● What is being asked
The entries below should be transcribed in their entirety, exactly as written.
++++++
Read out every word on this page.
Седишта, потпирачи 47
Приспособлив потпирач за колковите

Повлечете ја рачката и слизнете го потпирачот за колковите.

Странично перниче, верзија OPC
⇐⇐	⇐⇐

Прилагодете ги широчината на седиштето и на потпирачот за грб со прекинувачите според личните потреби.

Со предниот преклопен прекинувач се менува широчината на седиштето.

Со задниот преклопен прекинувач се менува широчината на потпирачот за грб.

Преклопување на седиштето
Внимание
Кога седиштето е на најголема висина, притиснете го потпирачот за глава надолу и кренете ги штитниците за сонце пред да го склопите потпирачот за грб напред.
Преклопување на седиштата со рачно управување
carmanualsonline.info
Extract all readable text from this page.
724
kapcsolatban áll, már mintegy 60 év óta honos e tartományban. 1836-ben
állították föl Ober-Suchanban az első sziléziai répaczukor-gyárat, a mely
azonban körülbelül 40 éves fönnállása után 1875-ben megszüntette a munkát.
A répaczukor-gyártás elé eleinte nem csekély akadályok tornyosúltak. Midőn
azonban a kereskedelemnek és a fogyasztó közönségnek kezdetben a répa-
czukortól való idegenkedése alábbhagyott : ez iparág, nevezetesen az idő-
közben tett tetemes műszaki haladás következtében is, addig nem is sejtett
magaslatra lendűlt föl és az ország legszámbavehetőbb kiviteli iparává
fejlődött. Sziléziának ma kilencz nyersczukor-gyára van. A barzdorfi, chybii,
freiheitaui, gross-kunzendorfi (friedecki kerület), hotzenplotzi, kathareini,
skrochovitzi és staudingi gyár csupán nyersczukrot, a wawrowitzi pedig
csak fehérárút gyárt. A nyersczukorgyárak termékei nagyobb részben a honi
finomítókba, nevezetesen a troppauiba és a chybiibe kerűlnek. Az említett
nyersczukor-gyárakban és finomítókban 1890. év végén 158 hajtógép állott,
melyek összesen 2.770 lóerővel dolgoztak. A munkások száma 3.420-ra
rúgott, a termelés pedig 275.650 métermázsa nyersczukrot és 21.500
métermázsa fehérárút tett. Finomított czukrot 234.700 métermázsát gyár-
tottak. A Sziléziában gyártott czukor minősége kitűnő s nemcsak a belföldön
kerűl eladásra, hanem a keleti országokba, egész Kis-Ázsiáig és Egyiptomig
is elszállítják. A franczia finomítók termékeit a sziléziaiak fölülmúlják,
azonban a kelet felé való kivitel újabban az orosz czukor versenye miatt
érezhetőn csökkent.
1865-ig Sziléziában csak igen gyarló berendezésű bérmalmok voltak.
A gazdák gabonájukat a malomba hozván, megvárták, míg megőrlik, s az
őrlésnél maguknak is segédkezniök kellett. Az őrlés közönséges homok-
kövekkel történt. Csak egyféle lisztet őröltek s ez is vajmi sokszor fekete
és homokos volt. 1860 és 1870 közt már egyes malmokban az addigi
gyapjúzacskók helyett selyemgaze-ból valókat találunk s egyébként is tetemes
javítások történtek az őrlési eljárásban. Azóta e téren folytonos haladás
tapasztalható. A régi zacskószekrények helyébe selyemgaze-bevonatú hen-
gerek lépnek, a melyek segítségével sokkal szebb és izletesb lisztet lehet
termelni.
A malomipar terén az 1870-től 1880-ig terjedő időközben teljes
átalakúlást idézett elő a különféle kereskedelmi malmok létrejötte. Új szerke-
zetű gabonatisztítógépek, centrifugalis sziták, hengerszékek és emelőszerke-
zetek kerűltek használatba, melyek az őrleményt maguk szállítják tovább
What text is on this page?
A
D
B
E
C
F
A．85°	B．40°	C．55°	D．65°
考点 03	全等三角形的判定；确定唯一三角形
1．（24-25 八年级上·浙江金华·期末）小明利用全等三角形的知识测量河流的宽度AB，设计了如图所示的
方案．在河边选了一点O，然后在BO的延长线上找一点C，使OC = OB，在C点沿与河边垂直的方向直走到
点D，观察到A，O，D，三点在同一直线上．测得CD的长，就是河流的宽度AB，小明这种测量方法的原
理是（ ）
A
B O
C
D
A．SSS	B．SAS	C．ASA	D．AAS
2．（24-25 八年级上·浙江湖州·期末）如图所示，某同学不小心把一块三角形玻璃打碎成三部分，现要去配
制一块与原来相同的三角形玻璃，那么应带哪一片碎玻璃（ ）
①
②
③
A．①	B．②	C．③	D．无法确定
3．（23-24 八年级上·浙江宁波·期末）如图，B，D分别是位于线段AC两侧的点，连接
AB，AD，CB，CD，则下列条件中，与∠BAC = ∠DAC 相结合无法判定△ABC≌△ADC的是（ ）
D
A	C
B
++++++
● Worked answer
Read out every word on this page.
Седишта, потпирачи 47
Приспособлив потпирач за колковите

Повлечете ја рачката и слизнете го потпирачот за колковите.

Странично перниче, верзија OPC
⇐⇐	⇐⇐

Прилагодете ги широчината на седиштето и на потпирачот за грб со прекинувачите според личните потреби.

Со предниот преклопен прекинувач се менува широчината на седиштето.

Со задниот преклопен прекинувач се менува широчината на потпирачот за грб.

Преклопување на седиштето
Внимание
Кога седиштето е на најголема висина, притиснете го потпирачот за глава надолу и кренете ги штитниците за сонце пред да го склопите потпирачот за грб напред.
Преклопување на седиштата со рачно управување
carmanualsonline.info
Extract all readable text from this page.
724
kapcsolatban áll, már mintegy 60 év óta honos e tartományban. 1836-ben
állították föl Ober-Suchanban az első sziléziai répaczukor-gyárat, a mely
azonban körülbelül 40 éves fönnállása után 1875-ben megszüntette a munkát.
A répaczukor-gyártás elé eleinte nem csekély akadályok tornyosúltak. Midőn
azonban a kereskedelemnek és a fogyasztó közönségnek kezdetben a répa-
czukortól való idegenkedése alábbhagyott : ez iparág, nevezetesen az idő-
közben tett tetemes műszaki haladás következtében is, addig nem is sejtett
magaslatra lendűlt föl és az ország legszámbavehetőbb kiviteli iparává
fejlődött. Sziléziának ma kilencz nyersczukor-gyára van. A barzdorfi, chybii,
freiheitaui, gross-kunzendorfi (friedecki kerület), hotzenplotzi, kathareini,
skrochovitzi és staudingi gyár csupán nyersczukrot, a wawrowitzi pedig
csak fehérárút gyárt. A nyersczukorgyárak termékei nagyobb részben a honi
finomítókba, nevezetesen a troppauiba és a chybiibe kerűlnek. Az említett
nyersczukor-gyárakban és finomítókban 1890. év végén 158 hajtógép állott,
melyek összesen 2.770 lóerővel dolgoztak. A munkások száma 3.420-ra
rúgott, a termelés pedig 275.650 métermázsa nyersczukrot és 21.500
métermázsa fehérárút tett. Finomított czukrot 234.700 métermázsát gyár-
tottak. A Sziléziában gyártott czukor minősége kitűnő s nemcsak a belföldön
kerűl eladásra, hanem a keleti országokba, egész Kis-Ázsiáig és Egyiptomig
is elszállítják. A franczia finomítók termékeit a sziléziaiak fölülmúlják,
azonban a kelet felé való kivitel újabban az orosz czukor versenye miatt
érezhetőn csökkent.
1865-ig Sziléziában csak igen gyarló berendezésű bérmalmok voltak.
A gazdák gabonájukat a malomba hozván, megvárták, míg megőrlik, s az
őrlésnél maguknak is segédkezniök kellett. Az őrlés közönséges homok-
kövekkel történt. Csak egyféle lisztet őröltek s ez is vajmi sokszor fekete
és homokos volt. 1860 és 1870 közt már egyes malmokban az addigi
gyapjúzacskók helyett selyemgaze-ból valókat találunk s egyébként is tetemes
javítások történtek az őrlési eljárásban. Azóta e téren folytonos haladás
tapasztalható. A régi zacskószekrények helyébe selyemgaze-bevonatú hen-
gerek lépnek, a melyek segítségével sokkal szebb és izletesb lisztet lehet
termelni.
A malomipar terén az 1870-től 1880-ig terjedő időközben teljes
átalakúlást idézett elő a különféle kereskedelmi malmok létrejötte. Új szerke-
zetű gabonatisztítógépek, centrifugalis sziták, hengerszékek és emelőszerke-
zetek kerűltek használatba, melyek az őrleményt maguk szállítják tovább
What text is on this page?
A
D
B
E
C
F
A．85°	B．40°	C．55°	D．65°
考点 03	全等三角形的判定；确定唯一三角形
1．（24-25 八年级上·浙江金华·期末）小明利用全等三角形的知识测量河流的宽度AB，设计了如图所示的
方案．在河边选了一点O，然后在BO的延长线上找一点C，使OC = OB，在C点沿与河边垂直的方向直走到
点D，观察到A，O，D，三点在同一直线上．测得CD的长，就是河流的宽度AB，小明这种测量方法的原
理是（ ）
A
B O
C
D
A．SSS	B．SAS	C．ASA	D．AAS
2．（24-25 八年级上·浙江湖州·期末）如图所示，某同学不小心把一块三角形玻璃打碎成三部分，现要去配
制一块与原来相同的三角形玻璃，那么应带哪一片碎玻璃（ ）
①
②
③
A．①	B．②	C．③	D．无法确定
3．（23-24 八年级上·浙江宁波·期末）如图，B，D分别是位于线段AC两侧的点，连接
AB，AD，CB，CD，则下列条件中，与∠BAC = ∠DAC 相结合无法判定△ABC≌△ADC的是（ ）
D
A	C
B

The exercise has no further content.